[Boxed element entries]

## Start

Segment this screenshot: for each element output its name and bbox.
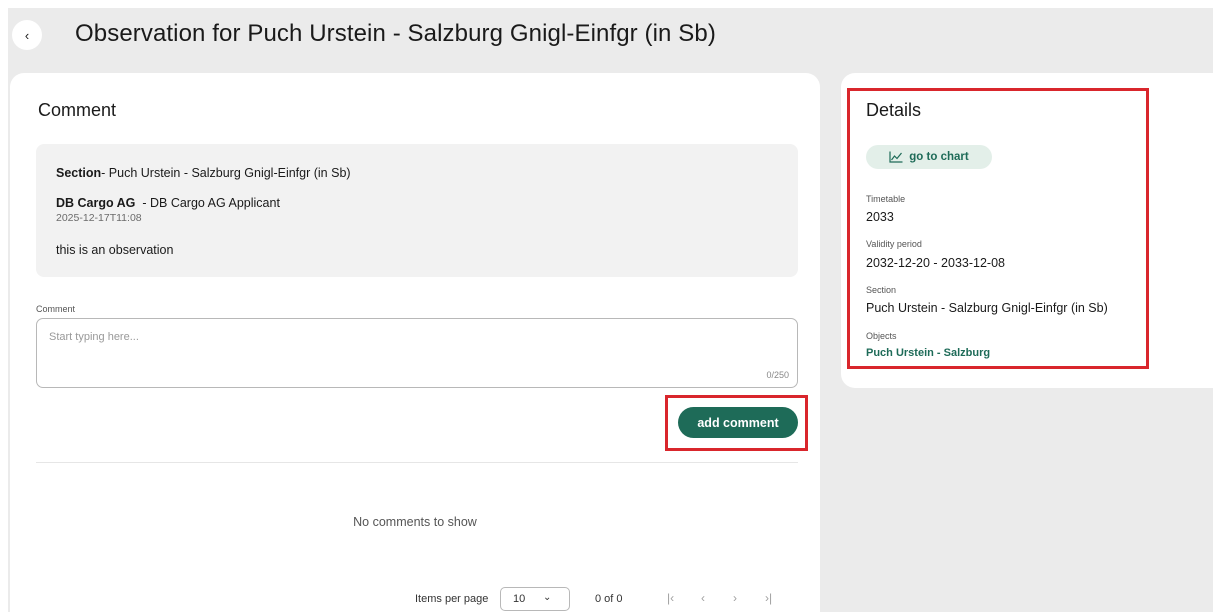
comment-field-label: Comment: [36, 304, 76, 314]
page-title: Observation for Puch Urstein - Salzburg …: [75, 20, 716, 47]
observation-box: Section- Puch Urstein - Salzburg Gnigl-E…: [36, 144, 798, 277]
observation-author: DB Cargo AG - DB Cargo AG Applicant: [56, 196, 280, 210]
timetable-value: 2033: [866, 210, 894, 224]
observation-timestamp: 2025-12-17T11:08: [56, 212, 142, 224]
empty-comments-message: No comments to show: [353, 515, 477, 529]
divider: [36, 462, 798, 463]
observation-text: this is an observation: [56, 243, 174, 257]
page-range-label: 0 of 0: [595, 593, 623, 605]
observation-section-value: - Puch Urstein - Salzburg Gnigl-Einfgr (…: [101, 166, 351, 180]
next-page-icon[interactable]: ›: [733, 591, 737, 605]
items-per-page-label: Items per page: [415, 593, 489, 605]
chevron-down-icon: ⌄: [543, 592, 552, 603]
observation-section: Section- Puch Urstein - Salzburg Gnigl-E…: [56, 166, 351, 180]
objects-link[interactable]: Puch Urstein - Salzburg: [866, 347, 990, 359]
comment-card: Comment Section- Puch Urstein - Salzburg…: [10, 73, 820, 612]
section-value: Puch Urstein - Salzburg Gnigl-Einfgr (in…: [866, 301, 1108, 315]
chevron-left-icon: ‹: [24, 27, 30, 43]
items-per-page-select[interactable]: 10 ⌄: [500, 587, 570, 611]
validity-period-value: 2032-12-20 - 2033-12-08: [866, 256, 1005, 270]
first-page-icon[interactable]: |‹: [667, 591, 674, 605]
details-card-heading: Details: [866, 100, 922, 120]
validity-period-label: Validity period: [866, 239, 922, 249]
comment-card-heading: Comment: [38, 100, 117, 120]
go-to-chart-label: go to chart: [909, 151, 969, 163]
observation-org-name: DB Cargo AG: [56, 196, 136, 210]
comment-input[interactable]: [37, 319, 797, 387]
observation-org-role: - DB Cargo AG Applicant: [142, 196, 280, 210]
last-page-icon[interactable]: ›|: [765, 591, 772, 605]
add-comment-button[interactable]: add comment: [678, 407, 798, 438]
page: ‹ Observation for Puch Urstein - Salzbur…: [8, 8, 1213, 612]
go-to-chart-button[interactable]: go to chart: [866, 145, 992, 169]
character-counter: 0/250: [766, 370, 789, 380]
previous-page-icon[interactable]: ‹: [701, 591, 705, 605]
back-button[interactable]: ‹: [12, 20, 42, 50]
highlight-box-details: [847, 88, 1149, 369]
objects-label: Objects: [866, 331, 897, 341]
details-card: Details go to chart Timetable 2033 Valid…: [841, 73, 1213, 388]
items-per-page-value: 10: [513, 593, 526, 605]
section-label: Section: [866, 285, 897, 295]
line-chart-icon: [889, 151, 903, 163]
observation-section-label: Section: [56, 166, 102, 180]
comment-field: 0/250: [36, 318, 798, 388]
timetable-label: Timetable: [866, 194, 906, 204]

## End

Problem to solve
Copy word for word every line from the one containing "comment-field-label: Comment: [36, 304, 76, 314]" to the one containing "407, 798, 438]", including both of those lines.

Result of the exercise
comment-field-label: Comment: [36, 304, 76, 314]
page-title: Observation for Puch Urstein - Salzburg …: [75, 20, 716, 47]
observation-box: Section- Puch Urstein - Salzburg Gnigl-E…: [36, 144, 798, 277]
observation-author: DB Cargo AG - DB Cargo AG Applicant: [56, 196, 280, 210]
timetable-value: 2033: [866, 210, 894, 224]
observation-timestamp: 2025-12-17T11:08: [56, 212, 142, 224]
empty-comments-message: No comments to show: [353, 515, 477, 529]
divider: [36, 462, 798, 463]
observation-text: this is an observation: [56, 243, 174, 257]
page-range-label: 0 of 0: [595, 593, 623, 605]
observation-section-value: - Puch Urstein - Salzburg Gnigl-Einfgr (…: [101, 166, 351, 180]
next-page-icon[interactable]: ›: [733, 591, 737, 605]
items-per-page-label: Items per page: [415, 593, 489, 605]
chevron-down-icon: ⌄: [543, 592, 552, 603]
observation-section: Section- Puch Urstein - Salzburg Gnigl-E…: [56, 166, 351, 180]
objects-link[interactable]: Puch Urstein - Salzburg: [866, 347, 990, 359]
comment-card: Comment Section- Puch Urstein - Salzburg…: [10, 73, 820, 612]
section-value: Puch Urstein - Salzburg Gnigl-Einfgr (in…: [866, 301, 1108, 315]
chevron-left-icon: ‹: [24, 27, 30, 43]
items-per-page-select[interactable]: 10 ⌄: [500, 587, 570, 611]
validity-period-value: 2032-12-20 - 2033-12-08: [866, 256, 1005, 270]
first-page-icon[interactable]: |‹: [667, 591, 674, 605]
details-card-heading: Details: [866, 100, 922, 120]
validity-period-label: Validity period: [866, 239, 922, 249]
comment-card-heading: Comment: [38, 100, 117, 120]
go-to-chart-label: go to chart: [909, 151, 969, 163]
observation-org-name: DB Cargo AG: [56, 196, 136, 210]
comment-input[interactable]: [37, 319, 797, 387]
observation-org-role: - DB Cargo AG Applicant: [142, 196, 280, 210]
last-page-icon[interactable]: ›|: [765, 591, 772, 605]
add-comment-button[interactable]: add comment: [678, 407, 798, 438]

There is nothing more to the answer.